Every entry needs to be printed exactly, please.

[Data extracted from a collection]
------------
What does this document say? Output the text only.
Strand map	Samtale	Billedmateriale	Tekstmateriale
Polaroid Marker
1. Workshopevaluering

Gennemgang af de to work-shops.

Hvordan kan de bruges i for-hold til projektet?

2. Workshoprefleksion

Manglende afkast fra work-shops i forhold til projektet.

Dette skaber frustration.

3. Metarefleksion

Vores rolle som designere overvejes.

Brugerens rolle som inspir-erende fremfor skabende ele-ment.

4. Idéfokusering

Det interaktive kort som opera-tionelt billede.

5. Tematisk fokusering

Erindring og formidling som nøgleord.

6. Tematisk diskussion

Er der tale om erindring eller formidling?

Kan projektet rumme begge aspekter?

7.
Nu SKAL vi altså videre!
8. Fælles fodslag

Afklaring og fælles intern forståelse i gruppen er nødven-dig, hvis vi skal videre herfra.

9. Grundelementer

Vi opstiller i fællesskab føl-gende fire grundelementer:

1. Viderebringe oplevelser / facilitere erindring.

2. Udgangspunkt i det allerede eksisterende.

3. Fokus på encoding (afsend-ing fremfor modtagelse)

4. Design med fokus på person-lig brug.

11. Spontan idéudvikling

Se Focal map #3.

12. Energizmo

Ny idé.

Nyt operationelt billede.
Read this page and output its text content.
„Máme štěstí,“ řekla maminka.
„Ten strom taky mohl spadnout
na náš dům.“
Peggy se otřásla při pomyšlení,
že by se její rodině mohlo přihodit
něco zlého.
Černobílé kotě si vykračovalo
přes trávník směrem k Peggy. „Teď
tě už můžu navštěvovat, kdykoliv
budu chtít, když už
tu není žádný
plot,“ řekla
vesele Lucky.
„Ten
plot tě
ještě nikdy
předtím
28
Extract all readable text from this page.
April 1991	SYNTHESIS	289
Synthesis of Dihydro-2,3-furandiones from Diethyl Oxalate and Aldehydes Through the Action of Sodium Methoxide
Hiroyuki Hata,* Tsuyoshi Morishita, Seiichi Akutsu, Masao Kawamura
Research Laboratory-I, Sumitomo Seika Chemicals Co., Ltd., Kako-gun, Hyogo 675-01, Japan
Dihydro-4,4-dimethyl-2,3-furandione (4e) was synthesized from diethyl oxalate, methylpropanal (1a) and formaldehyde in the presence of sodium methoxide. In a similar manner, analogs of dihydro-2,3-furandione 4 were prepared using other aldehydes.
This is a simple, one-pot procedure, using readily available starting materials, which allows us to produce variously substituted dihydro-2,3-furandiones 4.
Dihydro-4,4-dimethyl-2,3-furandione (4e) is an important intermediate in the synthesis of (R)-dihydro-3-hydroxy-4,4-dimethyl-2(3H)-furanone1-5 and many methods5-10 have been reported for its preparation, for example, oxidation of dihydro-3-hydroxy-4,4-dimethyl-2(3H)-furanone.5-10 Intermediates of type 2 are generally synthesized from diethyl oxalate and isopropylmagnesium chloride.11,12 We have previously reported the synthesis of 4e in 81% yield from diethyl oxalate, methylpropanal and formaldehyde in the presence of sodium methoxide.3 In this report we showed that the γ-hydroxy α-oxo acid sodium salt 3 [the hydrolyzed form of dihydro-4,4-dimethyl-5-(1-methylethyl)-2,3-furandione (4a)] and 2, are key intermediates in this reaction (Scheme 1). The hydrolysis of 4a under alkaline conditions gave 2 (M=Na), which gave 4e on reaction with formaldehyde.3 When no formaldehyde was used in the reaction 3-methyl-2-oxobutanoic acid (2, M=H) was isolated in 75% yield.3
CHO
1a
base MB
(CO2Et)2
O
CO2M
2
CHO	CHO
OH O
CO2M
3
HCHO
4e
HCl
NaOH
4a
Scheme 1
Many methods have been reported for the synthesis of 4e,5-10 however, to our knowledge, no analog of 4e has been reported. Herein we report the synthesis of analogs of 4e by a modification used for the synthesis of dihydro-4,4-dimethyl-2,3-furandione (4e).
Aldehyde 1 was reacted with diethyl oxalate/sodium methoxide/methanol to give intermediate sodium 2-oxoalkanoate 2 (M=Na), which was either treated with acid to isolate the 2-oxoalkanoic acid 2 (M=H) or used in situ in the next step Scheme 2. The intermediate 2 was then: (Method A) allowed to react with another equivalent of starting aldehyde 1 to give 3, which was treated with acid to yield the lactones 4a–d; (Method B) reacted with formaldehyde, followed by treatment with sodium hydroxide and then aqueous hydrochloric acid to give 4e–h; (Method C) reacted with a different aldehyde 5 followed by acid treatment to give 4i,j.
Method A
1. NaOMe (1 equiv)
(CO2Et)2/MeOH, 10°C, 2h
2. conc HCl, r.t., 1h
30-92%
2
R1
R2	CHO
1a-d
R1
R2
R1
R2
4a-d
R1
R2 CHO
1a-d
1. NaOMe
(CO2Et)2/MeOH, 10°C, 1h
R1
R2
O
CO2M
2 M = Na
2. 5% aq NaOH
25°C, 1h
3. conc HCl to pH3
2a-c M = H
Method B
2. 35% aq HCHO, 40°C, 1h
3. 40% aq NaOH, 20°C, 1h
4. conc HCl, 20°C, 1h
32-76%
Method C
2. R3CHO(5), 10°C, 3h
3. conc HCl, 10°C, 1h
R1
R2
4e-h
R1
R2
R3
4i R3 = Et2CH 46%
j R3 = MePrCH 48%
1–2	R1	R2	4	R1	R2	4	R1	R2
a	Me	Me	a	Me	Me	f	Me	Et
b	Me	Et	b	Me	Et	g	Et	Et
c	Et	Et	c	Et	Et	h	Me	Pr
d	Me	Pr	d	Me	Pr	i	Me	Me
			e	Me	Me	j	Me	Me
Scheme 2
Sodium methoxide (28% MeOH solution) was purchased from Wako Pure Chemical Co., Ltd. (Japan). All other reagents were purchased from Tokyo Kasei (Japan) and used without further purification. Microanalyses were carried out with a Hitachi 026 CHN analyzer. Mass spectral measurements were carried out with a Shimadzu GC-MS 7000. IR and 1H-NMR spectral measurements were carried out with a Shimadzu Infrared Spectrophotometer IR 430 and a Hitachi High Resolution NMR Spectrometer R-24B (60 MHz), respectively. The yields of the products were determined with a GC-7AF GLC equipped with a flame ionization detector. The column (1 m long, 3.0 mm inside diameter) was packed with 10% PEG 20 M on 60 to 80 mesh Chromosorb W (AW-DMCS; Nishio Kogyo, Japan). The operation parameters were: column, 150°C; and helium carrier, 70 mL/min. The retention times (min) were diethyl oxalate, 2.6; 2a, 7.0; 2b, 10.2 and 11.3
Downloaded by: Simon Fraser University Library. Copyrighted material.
------------
*Complete answer*:
What does this document say? Output the text only.
Strand map	Samtale	Billedmateriale	Tekstmateriale
Polaroid Marker
1. Workshopevaluering

Gennemgang af de to work-shops.

Hvordan kan de bruges i for-hold til projektet?

2. Workshoprefleksion

Manglende afkast fra work-shops i forhold til projektet.

Dette skaber frustration.

3. Metarefleksion

Vores rolle som designere overvejes.

Brugerens rolle som inspir-erende fremfor skabende ele-ment.

4. Idéfokusering

Det interaktive kort som opera-tionelt billede.

5. Tematisk fokusering

Erindring og formidling som nøgleord.

6. Tematisk diskussion

Er der tale om erindring eller formidling?

Kan projektet rumme begge aspekter?

7.
Nu SKAL vi altså videre!
8. Fælles fodslag

Afklaring og fælles intern forståelse i gruppen er nødven-dig, hvis vi skal videre herfra.

9. Grundelementer

Vi opstiller i fællesskab føl-gende fire grundelementer:

1. Viderebringe oplevelser / facilitere erindring.

2. Udgangspunkt i det allerede eksisterende.

3. Fokus på encoding (afsend-ing fremfor modtagelse)

4. Design med fokus på person-lig brug.

11. Spontan idéudvikling

Se Focal map #3.

12. Energizmo

Ny idé.

Nyt operationelt billede.
Read this page and output its text content.
„Máme štěstí,“ řekla maminka.
„Ten strom taky mohl spadnout
na náš dům.“
Peggy se otřásla při pomyšlení,
že by se její rodině mohlo přihodit
něco zlého.
Černobílé kotě si vykračovalo
přes trávník směrem k Peggy. „Teď
tě už můžu navštěvovat, kdykoliv
budu chtít, když už
tu není žádný
plot,“ řekla
vesele Lucky.
„Ten
plot tě
ještě nikdy
předtím
28
Extract all readable text from this page.
April 1991	SYNTHESIS	289
Synthesis of Dihydro-2,3-furandiones from Diethyl Oxalate and Aldehydes Through the Action of Sodium Methoxide
Hiroyuki Hata,* Tsuyoshi Morishita, Seiichi Akutsu, Masao Kawamura
Research Laboratory-I, Sumitomo Seika Chemicals Co., Ltd., Kako-gun, Hyogo 675-01, Japan
Dihydro-4,4-dimethyl-2,3-furandione (4e) was synthesized from diethyl oxalate, methylpropanal (1a) and formaldehyde in the presence of sodium methoxide. In a similar manner, analogs of dihydro-2,3-furandione 4 were prepared using other aldehydes.
This is a simple, one-pot procedure, using readily available starting materials, which allows us to produce variously substituted dihydro-2,3-furandiones 4.
Dihydro-4,4-dimethyl-2,3-furandione (4e) is an important intermediate in the synthesis of (R)-dihydro-3-hydroxy-4,4-dimethyl-2(3H)-furanone1-5 and many methods5-10 have been reported for its preparation, for example, oxidation of dihydro-3-hydroxy-4,4-dimethyl-2(3H)-furanone.5-10 Intermediates of type 2 are generally synthesized from diethyl oxalate and isopropylmagnesium chloride.11,12 We have previously reported the synthesis of 4e in 81% yield from diethyl oxalate, methylpropanal and formaldehyde in the presence of sodium methoxide.3 In this report we showed that the γ-hydroxy α-oxo acid sodium salt 3 [the hydrolyzed form of dihydro-4,4-dimethyl-5-(1-methylethyl)-2,3-furandione (4a)] and 2, are key intermediates in this reaction (Scheme 1). The hydrolysis of 4a under alkaline conditions gave 2 (M=Na), which gave 4e on reaction with formaldehyde.3 When no formaldehyde was used in the reaction 3-methyl-2-oxobutanoic acid (2, M=H) was isolated in 75% yield.3
CHO
1a
base MB
(CO2Et)2
O
CO2M
2
CHO	CHO
OH O
CO2M
3
HCHO
4e
HCl
NaOH
4a
Scheme 1
Many methods have been reported for the synthesis of 4e,5-10 however, to our knowledge, no analog of 4e has been reported. Herein we report the synthesis of analogs of 4e by a modification used for the synthesis of dihydro-4,4-dimethyl-2,3-furandione (4e).
Aldehyde 1 was reacted with diethyl oxalate/sodium methoxide/methanol to give intermediate sodium 2-oxoalkanoate 2 (M=Na), which was either treated with acid to isolate the 2-oxoalkanoic acid 2 (M=H) or used in situ in the next step Scheme 2. The intermediate 2 was then: (Method A) allowed to react with another equivalent of starting aldehyde 1 to give 3, which was treated with acid to yield the lactones 4a–d; (Method B) reacted with formaldehyde, followed by treatment with sodium hydroxide and then aqueous hydrochloric acid to give 4e–h; (Method C) reacted with a different aldehyde 5 followed by acid treatment to give 4i,j.
Method A
1. NaOMe (1 equiv)
(CO2Et)2/MeOH, 10°C, 2h
2. conc HCl, r.t., 1h
30-92%
2
R1
R2	CHO
1a-d
R1
R2
R1
R2
4a-d
R1
R2 CHO
1a-d
1. NaOMe
(CO2Et)2/MeOH, 10°C, 1h
R1
R2
O
CO2M
2 M = Na
2. 5% aq NaOH
25°C, 1h
3. conc HCl to pH3
2a-c M = H
Method B
2. 35% aq HCHO, 40°C, 1h
3. 40% aq NaOH, 20°C, 1h
4. conc HCl, 20°C, 1h
32-76%
Method C
2. R3CHO(5), 10°C, 3h
3. conc HCl, 10°C, 1h
R1
R2
4e-h
R1
R2
R3
4i R3 = Et2CH 46%
j R3 = MePrCH 48%
1–2	R1	R2	4	R1	R2	4	R1	R2
a	Me	Me	a	Me	Me	f	Me	Et
b	Me	Et	b	Me	Et	g	Et	Et
c	Et	Et	c	Et	Et	h	Me	Pr
d	Me	Pr	d	Me	Pr	i	Me	Me
			e	Me	Me	j	Me	Me
Scheme 2
Sodium methoxide (28% MeOH solution) was purchased from Wako Pure Chemical Co., Ltd. (Japan). All other reagents were purchased from Tokyo Kasei (Japan) and used without further purification. Microanalyses were carried out with a Hitachi 026 CHN analyzer. Mass spectral measurements were carried out with a Shimadzu GC-MS 7000. IR and 1H-NMR spectral measurements were carried out with a Shimadzu Infrared Spectrophotometer IR 430 and a Hitachi High Resolution NMR Spectrometer R-24B (60 MHz), respectively. The yields of the products were determined with a GC-7AF GLC equipped with a flame ionization detector. The column (1 m long, 3.0 mm inside diameter) was packed with 10% PEG 20 M on 60 to 80 mesh Chromosorb W (AW-DMCS; Nishio Kogyo, Japan). The operation parameters were: column, 150°C; and helium carrier, 70 mL/min. The retention times (min) were diethyl oxalate, 2.6; 2a, 7.0; 2b, 10.2 and 11.3
Downloaded by: Simon Fraser University Library. Copyrighted material.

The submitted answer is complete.